(Requirement)
Would you output the whole listing below, exactly as it reads?

Dataset excerpt

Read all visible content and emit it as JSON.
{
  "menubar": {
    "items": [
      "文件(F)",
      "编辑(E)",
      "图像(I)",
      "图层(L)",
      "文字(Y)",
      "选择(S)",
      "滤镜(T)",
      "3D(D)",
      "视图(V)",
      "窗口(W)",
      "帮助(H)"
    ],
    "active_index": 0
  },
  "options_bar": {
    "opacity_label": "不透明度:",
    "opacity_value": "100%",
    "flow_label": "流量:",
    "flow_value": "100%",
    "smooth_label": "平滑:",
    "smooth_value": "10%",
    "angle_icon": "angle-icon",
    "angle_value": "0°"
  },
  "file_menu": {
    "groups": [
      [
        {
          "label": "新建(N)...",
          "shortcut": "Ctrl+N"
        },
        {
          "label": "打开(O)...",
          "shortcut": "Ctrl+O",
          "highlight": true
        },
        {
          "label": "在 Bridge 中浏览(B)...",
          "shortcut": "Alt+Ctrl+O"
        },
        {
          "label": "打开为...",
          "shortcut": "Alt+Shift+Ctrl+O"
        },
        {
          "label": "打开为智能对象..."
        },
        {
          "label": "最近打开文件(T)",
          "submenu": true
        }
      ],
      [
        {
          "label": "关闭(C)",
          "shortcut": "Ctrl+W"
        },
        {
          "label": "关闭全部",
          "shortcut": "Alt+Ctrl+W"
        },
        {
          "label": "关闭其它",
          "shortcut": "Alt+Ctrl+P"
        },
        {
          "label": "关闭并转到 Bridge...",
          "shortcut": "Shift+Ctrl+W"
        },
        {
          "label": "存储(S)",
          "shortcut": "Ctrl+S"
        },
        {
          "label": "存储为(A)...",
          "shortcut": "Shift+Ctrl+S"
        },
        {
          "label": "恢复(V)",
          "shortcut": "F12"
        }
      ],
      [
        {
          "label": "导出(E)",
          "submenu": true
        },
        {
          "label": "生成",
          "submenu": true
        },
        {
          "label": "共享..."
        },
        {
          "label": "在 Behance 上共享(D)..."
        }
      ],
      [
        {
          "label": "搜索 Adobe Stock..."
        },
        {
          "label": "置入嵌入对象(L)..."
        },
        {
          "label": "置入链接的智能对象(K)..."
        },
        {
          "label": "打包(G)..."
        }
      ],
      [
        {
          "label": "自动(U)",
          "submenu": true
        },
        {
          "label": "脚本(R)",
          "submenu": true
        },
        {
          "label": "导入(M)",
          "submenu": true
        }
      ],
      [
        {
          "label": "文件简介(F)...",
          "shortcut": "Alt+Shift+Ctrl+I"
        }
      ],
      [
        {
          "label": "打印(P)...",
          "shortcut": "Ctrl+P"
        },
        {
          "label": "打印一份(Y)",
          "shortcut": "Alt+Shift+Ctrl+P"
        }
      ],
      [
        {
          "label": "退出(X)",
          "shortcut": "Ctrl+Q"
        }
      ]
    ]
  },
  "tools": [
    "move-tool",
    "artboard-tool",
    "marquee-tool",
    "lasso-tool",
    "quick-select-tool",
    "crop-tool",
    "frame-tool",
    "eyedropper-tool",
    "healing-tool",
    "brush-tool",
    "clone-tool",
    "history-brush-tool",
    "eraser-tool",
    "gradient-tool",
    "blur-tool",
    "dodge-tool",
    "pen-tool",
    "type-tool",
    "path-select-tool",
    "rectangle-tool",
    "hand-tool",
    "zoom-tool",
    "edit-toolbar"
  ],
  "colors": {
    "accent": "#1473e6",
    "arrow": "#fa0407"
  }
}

(Answer to the problem)
Read all visible content and emit it as JSON.
{
  "menubar": {
    "items": [
      "文件(F)",
      "编辑(E)",
      "图像(I)",
      "图层(L)",
      "文字(Y)",
      "选择(S)",
      "滤镜(T)",
      "3D(D)",
      "视图(V)",
      "窗口(W)",
      "帮助(H)"
    ],
    "active_index": 0
  },
  "options_bar": {
    "opacity_label": "不透明度:",
    "opacity_value": "100%",
    "flow_label": "流量:",
    "flow_value": "100%",
    "smooth_label": "平滑:",
    "smooth_value": "10%",
    "angle_icon": "angle-icon",
    "angle_value": "0°"
  },
  "file_menu": {
    "groups": [
      [
        {
          "label": "新建(N)...",
          "shortcut": "Ctrl+N"
        },
        {
          "label": "打开(O)...",
          "shortcut": "Ctrl+O",
          "highlight": true
        },
        {
          "label": "在 Bridge 中浏览(B)...",
          "shortcut": "Alt+Ctrl+O"
        },
        {
          "label": "打开为...",
          "shortcut": "Alt+Shift+Ctrl+O"
        },
        {
          "label": "打开为智能对象..."
        },
        {
          "label": "最近打开文件(T)",
          "submenu": true
        }
      ],
      [
        {
          "label": "关闭(C)",
          "shortcut": "Ctrl+W"
        },
        {
          "label": "关闭全部",
          "shortcut": "Alt+Ctrl+W"
        },
        {
          "label": "关闭其它",
          "shortcut": "Alt+Ctrl+P"
        },
        {
          "label": "关闭并转到 Bridge...",
          "shortcut": "Shift+Ctrl+W"
        },
        {
          "label": "存储(S)",
          "shortcut": "Ctrl+S"
        },
        {
          "label": "存储为(A)...",
          "shortcut": "Shift+Ctrl+S"
        },
        {
          "label": "恢复(V)",
          "shortcut": "F12"
        }
      ],
      [
        {
          "label": "导出(E)",
          "submenu": true
        },
        {
          "label": "生成",
          "submenu": true
        },
        {
          "label": "共享..."
        },
        {
          "label": "在 Behance 上共享(D)..."
        }
      ],
      [
        {
          "label": "搜索 Adobe Stock..."
        },
        {
          "label": "置入嵌入对象(L)..."
        },
        {
          "label": "置入链接的智能对象(K)..."
        },
        {
          "label": "打包(G)..."
        }
      ],
      [
        {
          "label": "自动(U)",
          "submenu": true
        },
        {
          "label": "脚本(R)",
          "submenu": true
        },
        {
          "label": "导入(M)",
          "submenu": true
        }
      ],
      [
        {
          "label": "文件简介(F)...",
          "shortcut": "Alt+Shift+Ctrl+I"
        }
      ],
      [
        {
          "label": "打印(P)...",
          "shortcut": "Ctrl+P"
        },
        {
          "label": "打印一份(Y)",
          "shortcut": "Alt+Shift+Ctrl+P"
        }
      ],
      [
        {
          "label": "退出(X)",
          "shortcut": "Ctrl+Q"
        }
      ]
    ]
  },
  "tools": [
    "move-tool",
    "artboard-tool",
    "marquee-tool",
    "lasso-tool",
    "quick-select-tool",
    "crop-tool",
    "frame-tool",
    "eyedropper-tool",
    "healing-tool",
    "brush-tool",
    "clone-tool",
    "history-brush-tool",
    "eraser-tool",
    "gradient-tool",
    "blur-tool",
    "dodge-tool",
    "pen-tool",
    "type-tool",
    "path-select-tool",
    "rectangle-tool",
    "hand-tool",
    "zoom-tool",
    "edit-toolbar"
  ],
  "colors": {
    "accent": "#1473e6",
    "arrow": "#fa0407"
  }
}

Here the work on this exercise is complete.